• What the exercise asks:
Return the whole listing exactly as it stands.

Figure content listings:
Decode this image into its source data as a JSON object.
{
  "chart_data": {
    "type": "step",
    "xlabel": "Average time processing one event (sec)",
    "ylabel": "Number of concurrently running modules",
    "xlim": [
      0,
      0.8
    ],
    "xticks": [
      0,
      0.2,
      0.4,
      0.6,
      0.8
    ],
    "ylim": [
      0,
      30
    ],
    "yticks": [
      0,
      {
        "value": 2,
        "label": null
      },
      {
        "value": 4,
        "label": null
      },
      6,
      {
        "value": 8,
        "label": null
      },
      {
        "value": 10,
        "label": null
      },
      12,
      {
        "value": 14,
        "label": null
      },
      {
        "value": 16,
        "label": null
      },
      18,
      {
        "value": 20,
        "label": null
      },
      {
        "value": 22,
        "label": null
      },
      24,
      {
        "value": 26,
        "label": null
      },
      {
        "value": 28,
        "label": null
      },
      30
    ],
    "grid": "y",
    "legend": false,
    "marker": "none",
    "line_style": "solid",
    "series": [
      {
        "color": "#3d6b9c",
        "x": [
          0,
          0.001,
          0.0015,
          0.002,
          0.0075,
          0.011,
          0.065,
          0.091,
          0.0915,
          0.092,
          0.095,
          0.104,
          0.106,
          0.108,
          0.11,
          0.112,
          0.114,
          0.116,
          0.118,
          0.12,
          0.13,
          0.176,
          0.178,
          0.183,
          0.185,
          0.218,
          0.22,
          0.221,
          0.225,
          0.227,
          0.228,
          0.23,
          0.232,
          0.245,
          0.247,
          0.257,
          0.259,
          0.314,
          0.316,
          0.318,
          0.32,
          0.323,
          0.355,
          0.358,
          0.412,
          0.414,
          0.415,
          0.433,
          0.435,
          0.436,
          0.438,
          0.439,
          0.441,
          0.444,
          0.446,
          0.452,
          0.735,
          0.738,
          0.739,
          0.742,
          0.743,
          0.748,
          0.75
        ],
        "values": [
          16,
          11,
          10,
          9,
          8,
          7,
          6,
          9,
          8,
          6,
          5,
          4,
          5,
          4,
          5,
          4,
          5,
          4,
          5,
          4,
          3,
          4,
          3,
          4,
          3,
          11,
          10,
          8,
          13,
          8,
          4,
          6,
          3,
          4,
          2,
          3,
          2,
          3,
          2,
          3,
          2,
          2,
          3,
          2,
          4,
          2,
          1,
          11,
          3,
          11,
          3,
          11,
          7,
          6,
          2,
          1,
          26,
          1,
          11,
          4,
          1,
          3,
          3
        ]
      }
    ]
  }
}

• The solution:
Decode this image into its source data as a JSON object.
{
  "chart_data": {
    "type": "step",
    "xlabel": "Average time processing one event (sec)",
    "ylabel": "Number of concurrently running modules",
    "xlim": [
      0,
      0.8
    ],
    "xticks": [
      0,
      0.2,
      0.4,
      0.6,
      0.8
    ],
    "ylim": [
      0,
      30
    ],
    "yticks": [
      0,
      {
        "value": 2,
        "label": null
      },
      {
        "value": 4,
        "label": null
      },
      6,
      {
        "value": 8,
        "label": null
      },
      {
        "value": 10,
        "label": null
      },
      12,
      {
        "value": 14,
        "label": null
      },
      {
        "value": 16,
        "label": null
      },
      18,
      {
        "value": 20,
        "label": null
      },
      {
        "value": 22,
        "label": null
      },
      24,
      {
        "value": 26,
        "label": null
      },
      {
        "value": 28,
        "label": null
      },
      30
    ],
    "grid": "y",
    "legend": false,
    "marker": "none",
    "line_style": "solid",
    "series": [
      {
        "color": "#3d6b9c",
        "x": [
          0,
          0.001,
          0.0015,
          0.002,
          0.0075,
          0.011,
          0.065,
          0.091,
          0.0915,
          0.092,
          0.095,
          0.104,
          0.106,
          0.108,
          0.11,
          0.112,
          0.114,
          0.116,
          0.118,
          0.12,
          0.13,
          0.176,
          0.178,
          0.183,
          0.185,
          0.218,
          0.22,
          0.221,
          0.225,
          0.227,
          0.228,
          0.23,
          0.232,
          0.245,
          0.247,
          0.257,
          0.259,
          0.314,
          0.316,
          0.318,
          0.32,
          0.323,
          0.355,
          0.358,
          0.412,
          0.414,
          0.415,
          0.433,
          0.435,
          0.436,
          0.438,
          0.439,
          0.441,
          0.444,
          0.446,
          0.452,
          0.735,
          0.738,
          0.739,
          0.742,
          0.743,
          0.748,
          0.75
        ],
        "values": [
          16,
          11,
          10,
          9,
          8,
          7,
          6,
          9,
          8,
          6,
          5,
          4,
          5,
          4,
          5,
          4,
          5,
          4,
          5,
          4,
          3,
          4,
          3,
          4,
          3,
          11,
          10,
          8,
          13,
          8,
          4,
          6,
          3,
          4,
          2,
          3,
          2,
          3,
          2,
          3,
          2,
          2,
          3,
          2,
          4,
          2,
          1,
          11,
          3,
          11,
          3,
          11,
          7,
          6,
          2,
          1,
          26,
          1,
          11,
          4,
          1,
          3,
          3
        ]
      }
    ]
  }
}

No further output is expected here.